The problem: Please set down all the lines beneath this one exactly, without the pictures.

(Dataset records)
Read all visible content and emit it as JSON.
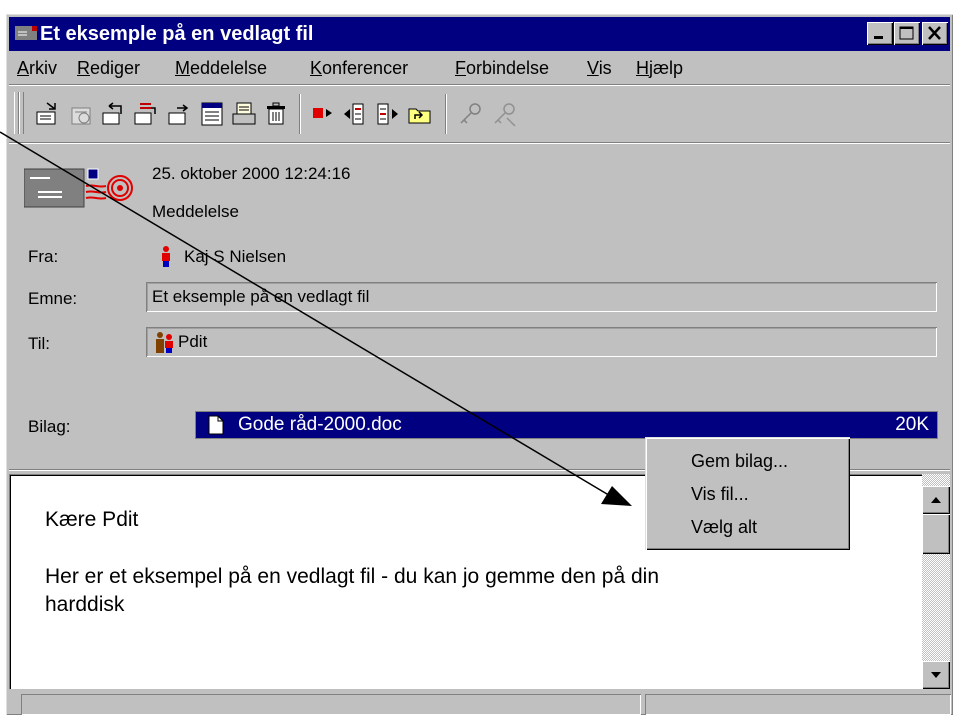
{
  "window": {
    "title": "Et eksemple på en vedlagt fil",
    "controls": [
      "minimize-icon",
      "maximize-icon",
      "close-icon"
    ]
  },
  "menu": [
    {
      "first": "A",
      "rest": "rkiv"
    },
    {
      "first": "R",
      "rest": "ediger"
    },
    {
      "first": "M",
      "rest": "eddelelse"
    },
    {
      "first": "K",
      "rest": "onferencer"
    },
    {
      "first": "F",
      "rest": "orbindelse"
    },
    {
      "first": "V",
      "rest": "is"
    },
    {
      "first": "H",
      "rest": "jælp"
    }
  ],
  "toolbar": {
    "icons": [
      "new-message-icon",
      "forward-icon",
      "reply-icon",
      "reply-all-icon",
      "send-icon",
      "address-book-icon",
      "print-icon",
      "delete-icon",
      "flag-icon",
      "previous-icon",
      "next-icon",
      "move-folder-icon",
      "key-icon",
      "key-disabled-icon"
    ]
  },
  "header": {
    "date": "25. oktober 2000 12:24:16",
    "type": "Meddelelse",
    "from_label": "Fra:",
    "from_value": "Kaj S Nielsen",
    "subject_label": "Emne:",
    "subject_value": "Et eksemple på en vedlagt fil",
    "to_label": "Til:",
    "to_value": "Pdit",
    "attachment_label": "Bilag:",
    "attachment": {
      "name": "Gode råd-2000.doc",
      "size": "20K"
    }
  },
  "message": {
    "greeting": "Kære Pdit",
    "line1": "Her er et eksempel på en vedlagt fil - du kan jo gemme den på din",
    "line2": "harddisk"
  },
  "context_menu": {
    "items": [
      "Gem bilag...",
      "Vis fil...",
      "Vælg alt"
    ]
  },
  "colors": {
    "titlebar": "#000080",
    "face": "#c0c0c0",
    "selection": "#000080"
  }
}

The completed task:
Read all visible content and emit it as JSON.
{
  "window": {
    "title": "Et eksemple på en vedlagt fil",
    "controls": [
      "minimize-icon",
      "maximize-icon",
      "close-icon"
    ]
  },
  "menu": [
    {
      "first": "A",
      "rest": "rkiv"
    },
    {
      "first": "R",
      "rest": "ediger"
    },
    {
      "first": "M",
      "rest": "eddelelse"
    },
    {
      "first": "K",
      "rest": "onferencer"
    },
    {
      "first": "F",
      "rest": "orbindelse"
    },
    {
      "first": "V",
      "rest": "is"
    },
    {
      "first": "H",
      "rest": "jælp"
    }
  ],
  "toolbar": {
    "icons": [
      "new-message-icon",
      "forward-icon",
      "reply-icon",
      "reply-all-icon",
      "send-icon",
      "address-book-icon",
      "print-icon",
      "delete-icon",
      "flag-icon",
      "previous-icon",
      "next-icon",
      "move-folder-icon",
      "key-icon",
      "key-disabled-icon"
    ]
  },
  "header": {
    "date": "25. oktober 2000 12:24:16",
    "type": "Meddelelse",
    "from_label": "Fra:",
    "from_value": "Kaj S Nielsen",
    "subject_label": "Emne:",
    "subject_value": "Et eksemple på en vedlagt fil",
    "to_label": "Til:",
    "to_value": "Pdit",
    "attachment_label": "Bilag:",
    "attachment": {
      "name": "Gode råd-2000.doc",
      "size": "20K"
    }
  },
  "message": {
    "greeting": "Kære Pdit",
    "line1": "Her er et eksempel på en vedlagt fil - du kan jo gemme den på din",
    "line2": "harddisk"
  },
  "context_menu": {
    "items": [
      "Gem bilag...",
      "Vis fil...",
      "Vælg alt"
    ]
  },
  "colors": {
    "titlebar": "#000080",
    "face": "#c0c0c0",
    "selection": "#000080"
  }
}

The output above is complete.